Description of the task: Examine the entries and show every line in which the word "regression" is found.

________

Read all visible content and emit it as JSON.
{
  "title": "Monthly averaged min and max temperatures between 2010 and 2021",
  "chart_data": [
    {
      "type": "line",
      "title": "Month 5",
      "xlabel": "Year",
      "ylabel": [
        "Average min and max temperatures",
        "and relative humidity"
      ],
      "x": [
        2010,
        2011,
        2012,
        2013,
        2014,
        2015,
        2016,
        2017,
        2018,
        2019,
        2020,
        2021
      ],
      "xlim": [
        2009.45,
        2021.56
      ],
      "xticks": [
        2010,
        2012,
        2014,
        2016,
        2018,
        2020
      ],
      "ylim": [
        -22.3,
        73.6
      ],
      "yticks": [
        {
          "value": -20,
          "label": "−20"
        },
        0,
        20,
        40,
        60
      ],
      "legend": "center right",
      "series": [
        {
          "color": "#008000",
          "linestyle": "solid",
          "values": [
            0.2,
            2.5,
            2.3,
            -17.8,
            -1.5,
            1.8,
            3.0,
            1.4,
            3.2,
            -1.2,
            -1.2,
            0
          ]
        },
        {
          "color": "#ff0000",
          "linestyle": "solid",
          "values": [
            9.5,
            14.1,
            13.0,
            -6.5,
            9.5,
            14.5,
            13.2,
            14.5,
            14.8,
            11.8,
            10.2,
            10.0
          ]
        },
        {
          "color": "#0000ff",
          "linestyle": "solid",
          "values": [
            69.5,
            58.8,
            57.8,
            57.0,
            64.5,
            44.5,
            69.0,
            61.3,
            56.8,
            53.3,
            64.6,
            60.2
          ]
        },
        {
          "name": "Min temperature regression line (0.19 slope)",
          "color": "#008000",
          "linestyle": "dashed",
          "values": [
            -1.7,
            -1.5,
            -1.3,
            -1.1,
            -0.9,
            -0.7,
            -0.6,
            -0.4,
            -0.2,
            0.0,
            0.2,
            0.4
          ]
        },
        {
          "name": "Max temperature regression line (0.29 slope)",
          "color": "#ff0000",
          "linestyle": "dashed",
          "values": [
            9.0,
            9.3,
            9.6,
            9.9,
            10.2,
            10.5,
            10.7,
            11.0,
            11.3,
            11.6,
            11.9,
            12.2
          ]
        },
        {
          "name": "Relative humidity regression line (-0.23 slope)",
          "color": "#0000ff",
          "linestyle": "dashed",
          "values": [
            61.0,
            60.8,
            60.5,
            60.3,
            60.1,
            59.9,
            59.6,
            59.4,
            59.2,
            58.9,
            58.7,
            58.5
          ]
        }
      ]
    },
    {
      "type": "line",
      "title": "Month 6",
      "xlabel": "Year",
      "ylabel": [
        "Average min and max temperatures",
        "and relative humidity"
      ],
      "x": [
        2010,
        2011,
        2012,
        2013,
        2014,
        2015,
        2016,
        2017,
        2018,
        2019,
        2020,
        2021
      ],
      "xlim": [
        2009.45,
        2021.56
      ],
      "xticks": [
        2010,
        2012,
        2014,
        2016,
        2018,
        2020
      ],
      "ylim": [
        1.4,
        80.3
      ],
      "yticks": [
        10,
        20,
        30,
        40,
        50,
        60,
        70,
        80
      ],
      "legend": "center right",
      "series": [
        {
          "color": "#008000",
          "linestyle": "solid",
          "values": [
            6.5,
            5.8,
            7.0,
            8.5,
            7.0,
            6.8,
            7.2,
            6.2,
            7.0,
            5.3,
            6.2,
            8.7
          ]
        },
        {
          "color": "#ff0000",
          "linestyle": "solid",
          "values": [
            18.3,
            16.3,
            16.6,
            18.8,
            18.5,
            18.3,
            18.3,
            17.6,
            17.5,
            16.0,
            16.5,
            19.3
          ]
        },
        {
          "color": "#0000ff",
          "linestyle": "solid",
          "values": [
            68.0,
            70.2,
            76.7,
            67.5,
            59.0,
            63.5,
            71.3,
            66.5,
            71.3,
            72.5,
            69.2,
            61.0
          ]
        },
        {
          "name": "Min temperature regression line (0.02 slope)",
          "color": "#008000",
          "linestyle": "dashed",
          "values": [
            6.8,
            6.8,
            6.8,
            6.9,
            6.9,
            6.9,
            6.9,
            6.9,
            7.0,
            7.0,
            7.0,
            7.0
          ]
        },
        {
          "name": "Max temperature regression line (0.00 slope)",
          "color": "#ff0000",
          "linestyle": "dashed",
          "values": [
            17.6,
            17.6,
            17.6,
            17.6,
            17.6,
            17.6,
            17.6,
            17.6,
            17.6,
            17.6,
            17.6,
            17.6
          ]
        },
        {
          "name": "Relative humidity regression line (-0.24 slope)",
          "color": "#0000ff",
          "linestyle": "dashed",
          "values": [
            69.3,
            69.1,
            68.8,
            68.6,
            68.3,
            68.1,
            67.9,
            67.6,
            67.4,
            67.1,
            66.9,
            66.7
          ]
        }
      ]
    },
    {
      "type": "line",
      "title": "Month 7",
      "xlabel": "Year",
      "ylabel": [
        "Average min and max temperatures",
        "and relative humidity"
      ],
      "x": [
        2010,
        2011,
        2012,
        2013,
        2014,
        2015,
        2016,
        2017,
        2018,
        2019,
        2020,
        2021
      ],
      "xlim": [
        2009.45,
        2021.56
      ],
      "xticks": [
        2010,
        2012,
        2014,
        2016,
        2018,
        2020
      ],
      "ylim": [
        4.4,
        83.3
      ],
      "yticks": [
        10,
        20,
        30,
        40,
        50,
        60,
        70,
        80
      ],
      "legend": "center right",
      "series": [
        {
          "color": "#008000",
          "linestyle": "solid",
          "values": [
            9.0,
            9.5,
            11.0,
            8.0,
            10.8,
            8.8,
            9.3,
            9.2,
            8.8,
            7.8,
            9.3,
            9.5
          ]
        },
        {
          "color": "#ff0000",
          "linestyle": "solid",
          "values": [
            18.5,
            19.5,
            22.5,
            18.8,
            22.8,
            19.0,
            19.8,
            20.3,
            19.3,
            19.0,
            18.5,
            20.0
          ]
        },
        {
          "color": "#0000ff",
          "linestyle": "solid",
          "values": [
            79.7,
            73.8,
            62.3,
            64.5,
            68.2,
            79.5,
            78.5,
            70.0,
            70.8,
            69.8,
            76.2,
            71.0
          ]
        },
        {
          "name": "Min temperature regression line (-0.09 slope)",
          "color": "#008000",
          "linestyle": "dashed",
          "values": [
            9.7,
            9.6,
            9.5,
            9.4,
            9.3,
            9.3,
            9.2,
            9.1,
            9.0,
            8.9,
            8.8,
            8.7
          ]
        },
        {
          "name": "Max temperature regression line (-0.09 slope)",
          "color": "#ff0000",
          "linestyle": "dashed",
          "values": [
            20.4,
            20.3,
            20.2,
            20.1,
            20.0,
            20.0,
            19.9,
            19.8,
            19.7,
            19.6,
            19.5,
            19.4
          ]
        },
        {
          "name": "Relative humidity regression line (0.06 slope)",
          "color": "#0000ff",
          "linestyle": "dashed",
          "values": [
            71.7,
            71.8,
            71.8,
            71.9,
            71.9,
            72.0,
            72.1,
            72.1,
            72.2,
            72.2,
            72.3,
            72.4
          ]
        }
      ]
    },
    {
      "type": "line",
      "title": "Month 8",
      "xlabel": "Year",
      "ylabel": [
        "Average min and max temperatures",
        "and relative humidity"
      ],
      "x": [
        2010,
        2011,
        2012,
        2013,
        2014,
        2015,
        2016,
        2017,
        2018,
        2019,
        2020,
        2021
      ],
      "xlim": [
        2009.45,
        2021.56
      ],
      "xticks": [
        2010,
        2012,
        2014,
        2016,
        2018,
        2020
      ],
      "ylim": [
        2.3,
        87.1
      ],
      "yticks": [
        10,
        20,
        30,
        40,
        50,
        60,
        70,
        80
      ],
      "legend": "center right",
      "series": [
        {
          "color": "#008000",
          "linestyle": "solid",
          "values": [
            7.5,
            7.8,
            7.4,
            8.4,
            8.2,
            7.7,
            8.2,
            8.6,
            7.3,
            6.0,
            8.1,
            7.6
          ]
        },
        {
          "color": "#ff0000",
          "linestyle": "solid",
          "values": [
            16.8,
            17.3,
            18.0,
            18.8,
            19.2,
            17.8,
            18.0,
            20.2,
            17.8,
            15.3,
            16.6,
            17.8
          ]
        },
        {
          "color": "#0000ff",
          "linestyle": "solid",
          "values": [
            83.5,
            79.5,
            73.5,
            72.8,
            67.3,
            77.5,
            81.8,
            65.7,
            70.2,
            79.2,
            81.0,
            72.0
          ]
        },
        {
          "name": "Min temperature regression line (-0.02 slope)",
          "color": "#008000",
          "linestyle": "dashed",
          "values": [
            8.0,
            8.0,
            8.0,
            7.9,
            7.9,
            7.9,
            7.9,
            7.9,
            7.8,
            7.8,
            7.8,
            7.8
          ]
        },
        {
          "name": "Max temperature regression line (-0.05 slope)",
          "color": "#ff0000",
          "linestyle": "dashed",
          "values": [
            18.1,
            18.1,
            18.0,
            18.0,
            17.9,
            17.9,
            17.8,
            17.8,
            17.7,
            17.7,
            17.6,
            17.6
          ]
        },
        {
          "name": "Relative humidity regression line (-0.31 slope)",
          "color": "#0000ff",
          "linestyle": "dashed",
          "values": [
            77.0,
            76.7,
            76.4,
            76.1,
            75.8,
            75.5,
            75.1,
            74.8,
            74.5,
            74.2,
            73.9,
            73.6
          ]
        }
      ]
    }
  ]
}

________

Expected output:
          "name": "Min temperature regression line (0.19 slope)",
          "name": "Max temperature regression line (0.29 slope)",
          "name": "Relative humidity regression line (-0.23 slope)",
          "name": "Min temperature regression line (0.02 slope)",
          "name": "Max temperature regression line (0.00 slope)",
          "name": "Relative humidity regression line (-0.24 slope)",
          "name": "Min temperature regression line (-0.09 slope)",
          "name": "Max temperature regression line (-0.09 slope)",
          "name": "Relative humidity regression line (0.06 slope)",
          "name": "Min temperature regression line (-0.02 slope)",
          "name": "Max temperature regression line (-0.05 slope)",
          "name": "Relative humidity regression line (-0.31 slope)",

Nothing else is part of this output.